• **Exercise brief**: Find every line in the records below that holds the word "color", and copy each one.

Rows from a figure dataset
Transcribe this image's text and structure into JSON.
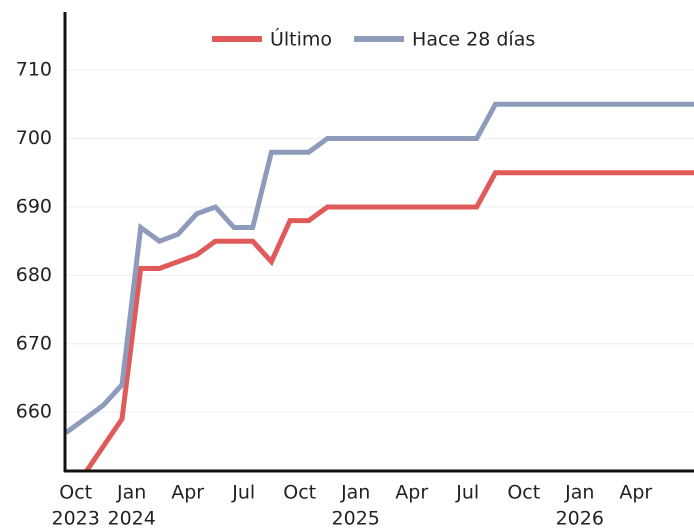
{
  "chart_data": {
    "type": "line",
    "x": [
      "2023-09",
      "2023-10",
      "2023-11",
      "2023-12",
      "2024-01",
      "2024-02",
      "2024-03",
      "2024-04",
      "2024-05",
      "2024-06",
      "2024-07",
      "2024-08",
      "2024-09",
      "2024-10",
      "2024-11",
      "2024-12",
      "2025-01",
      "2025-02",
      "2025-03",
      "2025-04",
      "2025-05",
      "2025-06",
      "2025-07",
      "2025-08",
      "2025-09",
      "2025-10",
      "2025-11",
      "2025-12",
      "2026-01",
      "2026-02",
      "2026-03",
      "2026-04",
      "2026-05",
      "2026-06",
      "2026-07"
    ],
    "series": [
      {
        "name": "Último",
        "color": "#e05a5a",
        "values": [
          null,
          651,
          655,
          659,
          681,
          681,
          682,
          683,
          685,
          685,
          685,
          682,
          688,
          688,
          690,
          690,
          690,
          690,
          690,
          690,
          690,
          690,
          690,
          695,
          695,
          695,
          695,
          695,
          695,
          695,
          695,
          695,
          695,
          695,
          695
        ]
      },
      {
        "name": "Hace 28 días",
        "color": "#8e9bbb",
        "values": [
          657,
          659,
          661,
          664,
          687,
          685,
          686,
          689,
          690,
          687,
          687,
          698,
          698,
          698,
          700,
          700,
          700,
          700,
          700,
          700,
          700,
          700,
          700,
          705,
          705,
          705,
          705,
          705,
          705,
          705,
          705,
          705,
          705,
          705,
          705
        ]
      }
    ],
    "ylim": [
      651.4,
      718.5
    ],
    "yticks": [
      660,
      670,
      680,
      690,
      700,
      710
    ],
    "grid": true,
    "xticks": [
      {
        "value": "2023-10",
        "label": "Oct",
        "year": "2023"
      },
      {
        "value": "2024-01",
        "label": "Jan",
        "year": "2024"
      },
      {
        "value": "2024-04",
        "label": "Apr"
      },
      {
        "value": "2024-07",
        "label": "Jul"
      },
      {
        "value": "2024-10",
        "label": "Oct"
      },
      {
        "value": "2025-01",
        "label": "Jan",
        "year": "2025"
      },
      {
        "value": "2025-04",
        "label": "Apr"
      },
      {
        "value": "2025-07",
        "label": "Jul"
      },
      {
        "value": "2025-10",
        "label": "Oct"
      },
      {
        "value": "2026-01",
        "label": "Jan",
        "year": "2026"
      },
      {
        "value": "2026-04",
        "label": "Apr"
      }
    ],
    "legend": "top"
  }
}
---
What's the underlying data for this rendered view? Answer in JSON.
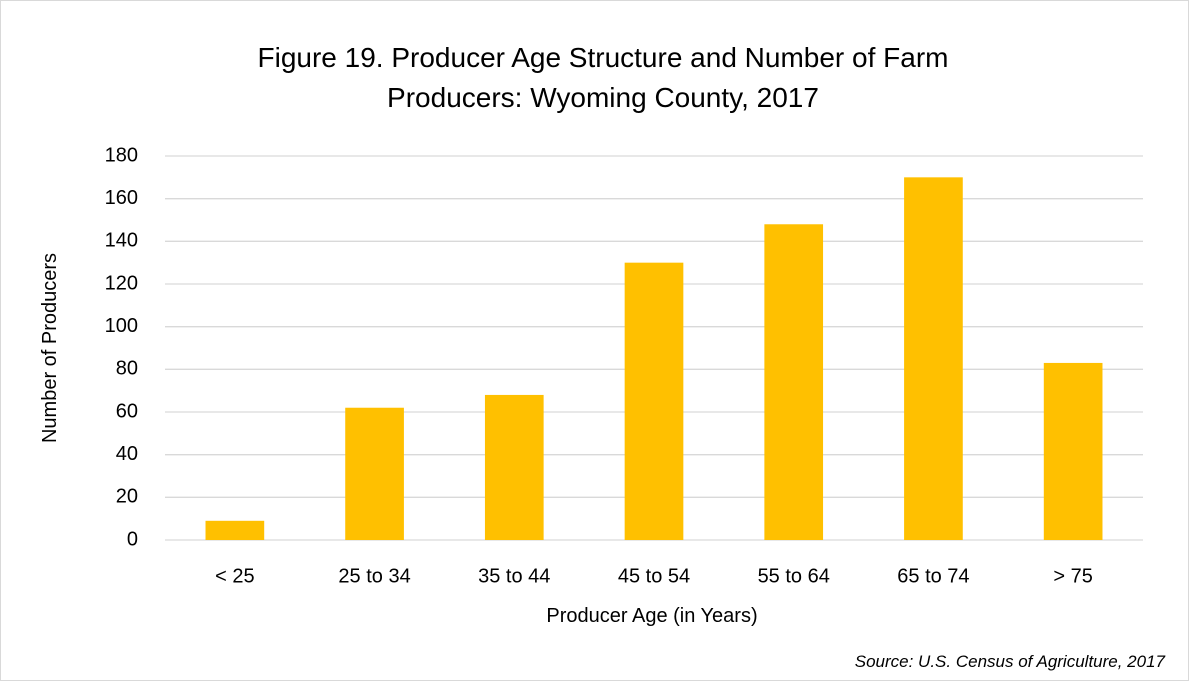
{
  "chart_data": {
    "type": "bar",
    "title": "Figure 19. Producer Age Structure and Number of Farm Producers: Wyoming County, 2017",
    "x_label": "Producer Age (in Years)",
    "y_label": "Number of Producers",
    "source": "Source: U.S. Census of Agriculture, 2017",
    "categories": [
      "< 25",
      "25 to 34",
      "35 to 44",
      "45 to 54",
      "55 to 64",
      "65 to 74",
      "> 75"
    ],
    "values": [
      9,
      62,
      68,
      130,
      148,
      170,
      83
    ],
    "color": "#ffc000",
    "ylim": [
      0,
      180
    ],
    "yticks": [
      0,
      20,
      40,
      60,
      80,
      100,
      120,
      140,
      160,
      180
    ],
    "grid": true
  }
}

• **Response below**:
        "color": "#e05a5a",
        "color": "#8e9bbb",
    "color": "#ffc000",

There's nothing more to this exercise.